#### MATERIAL FOR THIS EXERCISE
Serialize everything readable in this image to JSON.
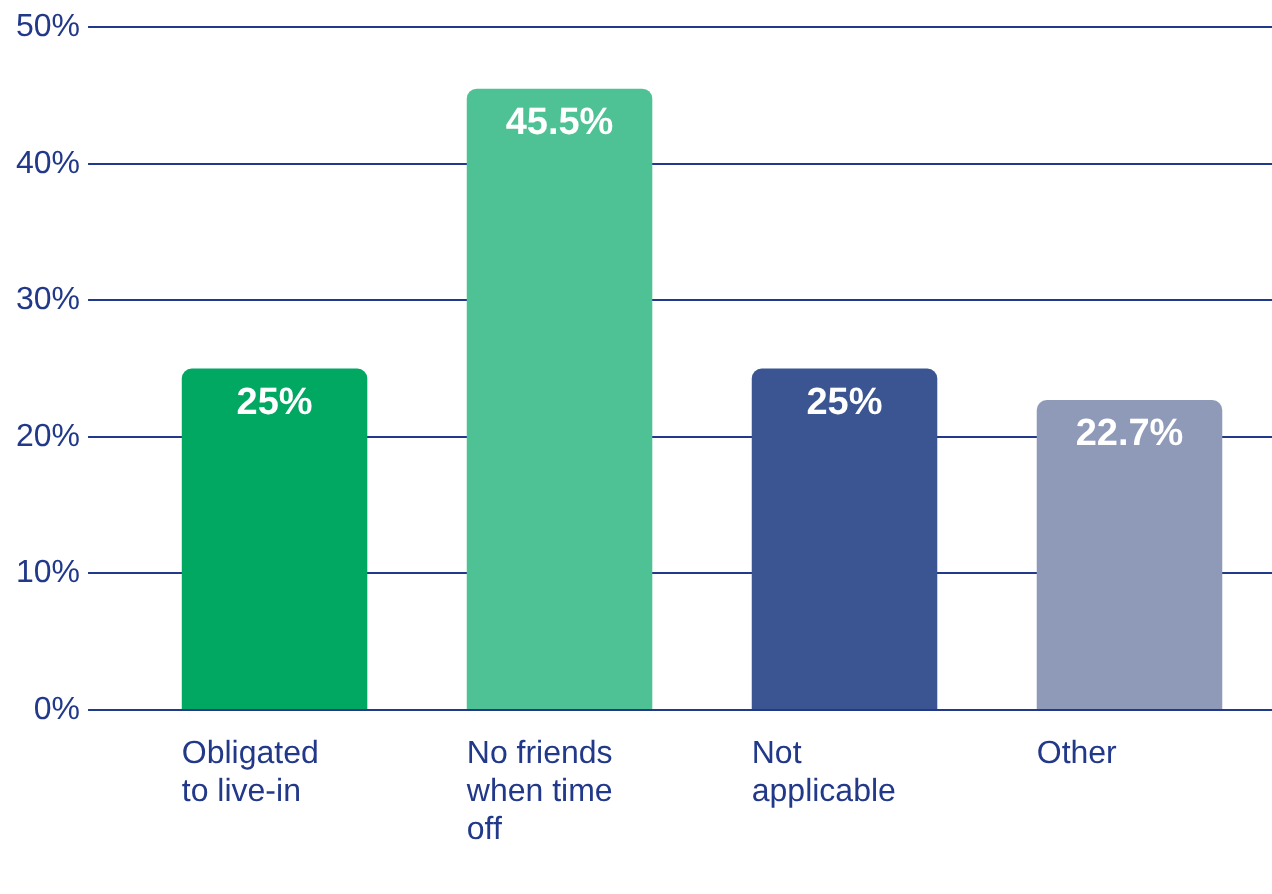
{
  "chart_data": {
    "type": "bar",
    "categories": [
      "Obligated to live-in",
      "No friends when time off",
      "Not applicable",
      "Other"
    ],
    "values": [
      25,
      45.5,
      25,
      22.7
    ],
    "colors": [
      "#00a862",
      "#4fc295",
      "#3a5592",
      "#8f9ab8"
    ],
    "value_labels": [
      "25%",
      "45.5%",
      "25%",
      "22.7%"
    ],
    "ylim": [
      0,
      50
    ],
    "yticks": [
      {
        "value": 0,
        "label": "0%"
      },
      {
        "value": 10,
        "label": "10%"
      },
      {
        "value": 20,
        "label": "20%"
      },
      {
        "value": 30,
        "label": "30%"
      },
      {
        "value": 40,
        "label": "40%"
      },
      {
        "value": 50,
        "label": "50%"
      }
    ],
    "grid": "y",
    "legend": false
  }
}
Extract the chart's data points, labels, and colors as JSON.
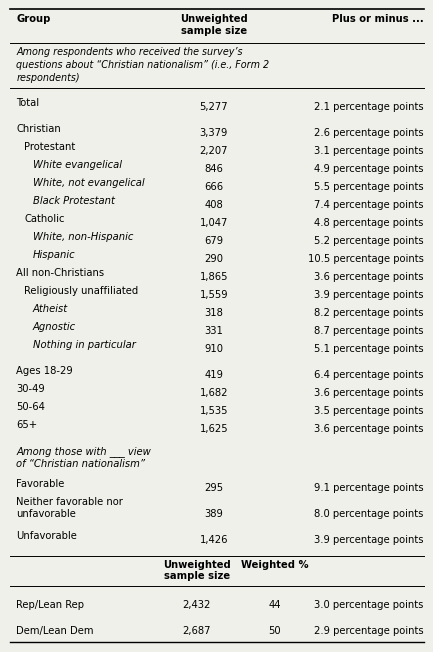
{
  "title_col1": "Group",
  "title_col2": "Unweighted\nsample size",
  "title_col3": "Plus or minus ...",
  "subtitle": "Among respondents who received the survey’s\nquestions about “Christian nationalism” (i.e., Form 2\nrespondents)",
  "rows": [
    {
      "group": "Total",
      "indent": 0,
      "italic": false,
      "sample": "5,277",
      "margin": "2.1 percentage points",
      "blank_above": true,
      "multiline": false
    },
    {
      "group": "Christian",
      "indent": 0,
      "italic": false,
      "sample": "3,379",
      "margin": "2.6 percentage points",
      "blank_above": true,
      "multiline": false
    },
    {
      "group": "Protestant",
      "indent": 1,
      "italic": false,
      "sample": "2,207",
      "margin": "3.1 percentage points",
      "blank_above": false,
      "multiline": false
    },
    {
      "group": "White evangelical",
      "indent": 2,
      "italic": true,
      "sample": "846",
      "margin": "4.9 percentage points",
      "blank_above": false,
      "multiline": false
    },
    {
      "group": "White, not evangelical",
      "indent": 2,
      "italic": true,
      "sample": "666",
      "margin": "5.5 percentage points",
      "blank_above": false,
      "multiline": false
    },
    {
      "group": "Black Protestant",
      "indent": 2,
      "italic": true,
      "sample": "408",
      "margin": "7.4 percentage points",
      "blank_above": false,
      "multiline": false
    },
    {
      "group": "Catholic",
      "indent": 1,
      "italic": false,
      "sample": "1,047",
      "margin": "4.8 percentage points",
      "blank_above": false,
      "multiline": false
    },
    {
      "group": "White, non-Hispanic",
      "indent": 2,
      "italic": true,
      "sample": "679",
      "margin": "5.2 percentage points",
      "blank_above": false,
      "multiline": false
    },
    {
      "group": "Hispanic",
      "indent": 2,
      "italic": true,
      "sample": "290",
      "margin": "10.5 percentage points",
      "blank_above": false,
      "multiline": false
    },
    {
      "group": "All non-Christians",
      "indent": 0,
      "italic": false,
      "sample": "1,865",
      "margin": "3.6 percentage points",
      "blank_above": false,
      "multiline": false
    },
    {
      "group": "Religiously unaffiliated",
      "indent": 1,
      "italic": false,
      "sample": "1,559",
      "margin": "3.9 percentage points",
      "blank_above": false,
      "multiline": false
    },
    {
      "group": "Atheist",
      "indent": 2,
      "italic": true,
      "sample": "318",
      "margin": "8.2 percentage points",
      "blank_above": false,
      "multiline": false
    },
    {
      "group": "Agnostic",
      "indent": 2,
      "italic": true,
      "sample": "331",
      "margin": "8.7 percentage points",
      "blank_above": false,
      "multiline": false
    },
    {
      "group": "Nothing in particular",
      "indent": 2,
      "italic": true,
      "sample": "910",
      "margin": "5.1 percentage points",
      "blank_above": false,
      "multiline": false
    },
    {
      "group": "Ages 18-29",
      "indent": 0,
      "italic": false,
      "sample": "419",
      "margin": "6.4 percentage points",
      "blank_above": true,
      "multiline": false
    },
    {
      "group": "30-49",
      "indent": 0,
      "italic": false,
      "sample": "1,682",
      "margin": "3.6 percentage points",
      "blank_above": false,
      "multiline": false
    },
    {
      "group": "50-64",
      "indent": 0,
      "italic": false,
      "sample": "1,535",
      "margin": "3.5 percentage points",
      "blank_above": false,
      "multiline": false
    },
    {
      "group": "65+",
      "indent": 0,
      "italic": false,
      "sample": "1,625",
      "margin": "3.6 percentage points",
      "blank_above": false,
      "multiline": false
    },
    {
      "group": "Among those with ___ view\nof “Christian nationalism”",
      "indent": 0,
      "italic": true,
      "sample": "",
      "margin": "",
      "blank_above": true,
      "multiline": true
    },
    {
      "group": "Favorable",
      "indent": 0,
      "italic": false,
      "sample": "295",
      "margin": "9.1 percentage points",
      "blank_above": false,
      "multiline": false
    },
    {
      "group": "Neither favorable nor\nunfavorable",
      "indent": 0,
      "italic": false,
      "sample": "389",
      "margin": "8.0 percentage points",
      "blank_above": false,
      "multiline": true
    },
    {
      "group": "Unfavorable",
      "indent": 0,
      "italic": false,
      "sample": "1,426",
      "margin": "3.9 percentage points",
      "blank_above": false,
      "multiline": false
    }
  ],
  "footer_rows": [
    {
      "group": "Rep/Lean Rep",
      "sample": "2,432",
      "weighted": "44",
      "margin": "3.0 percentage points"
    },
    {
      "group": "Dem/Lean Dem",
      "sample": "2,687",
      "weighted": "50",
      "margin": "2.9 percentage points"
    }
  ],
  "footer_col2a": "Unweighted\nsample size",
  "footer_col2b": "Weighted %",
  "bg_color": "#f0f0eb",
  "text_color": "#000000",
  "font_size": 7.2
}
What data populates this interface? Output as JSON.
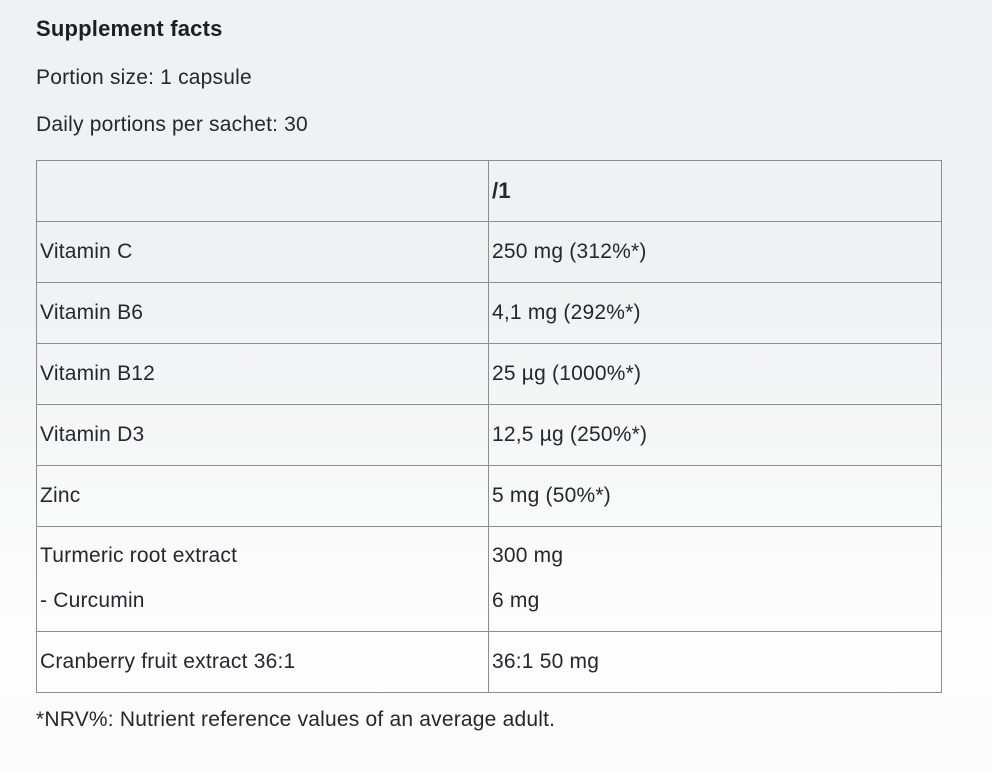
{
  "section": {
    "title": "Supplement facts",
    "portion_size_line": "Portion size: 1 capsule",
    "daily_portions_line": "Daily portions per sachet: 30",
    "footnote": "*NRV%: Nutrient reference values of an average adult."
  },
  "table": {
    "columns": [
      "",
      "/1"
    ],
    "rows": [
      {
        "name_lines": [
          "Vitamin C"
        ],
        "value_lines": [
          "250 mg (312%*)"
        ]
      },
      {
        "name_lines": [
          "Vitamin B6"
        ],
        "value_lines": [
          "4,1 mg (292%*)"
        ]
      },
      {
        "name_lines": [
          "Vitamin B12"
        ],
        "value_lines": [
          "25 µg (1000%*)"
        ]
      },
      {
        "name_lines": [
          "Vitamin D3"
        ],
        "value_lines": [
          "12,5 µg (250%*)"
        ]
      },
      {
        "name_lines": [
          "Zinc"
        ],
        "value_lines": [
          "5 mg (50%*)"
        ]
      },
      {
        "name_lines": [
          "Turmeric root extract",
          "- Curcumin"
        ],
        "value_lines": [
          "300 mg",
          "6 mg"
        ]
      },
      {
        "name_lines": [
          "Cranberry fruit extract 36:1"
        ],
        "value_lines": [
          "36:1 50 mg"
        ]
      }
    ]
  },
  "colors": {
    "text": "#26262e",
    "border": "#8d8d8d",
    "background_top": "#f0f1f3",
    "background_bottom": "#fcfcfc"
  }
}
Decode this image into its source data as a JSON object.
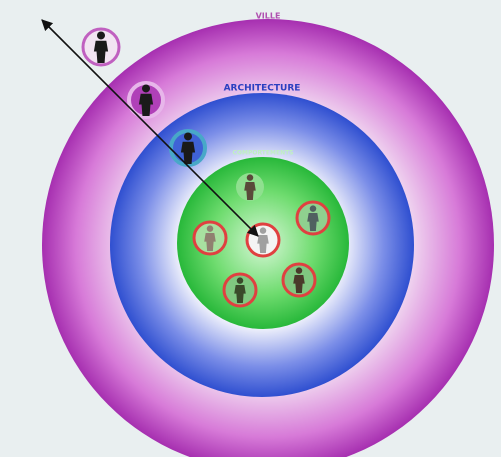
{
  "labels": {
    "outer": "VILLE",
    "middle": "ARCHITECTURE",
    "inner": "COMPORTEMENTS"
  }
}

#### DO THIS
Write out, please, the lines of the listing above from the one with "Decode this image" through the very last, exactly as given and with no pictures.

#### THE SOLUTION
Decode this image into its source data as a JSON object.
{
  "labels": {
    "outer": "VILLE",
    "middle": "ARCHITECTURE",
    "inner": "COMPORTEMENTS"
  }
}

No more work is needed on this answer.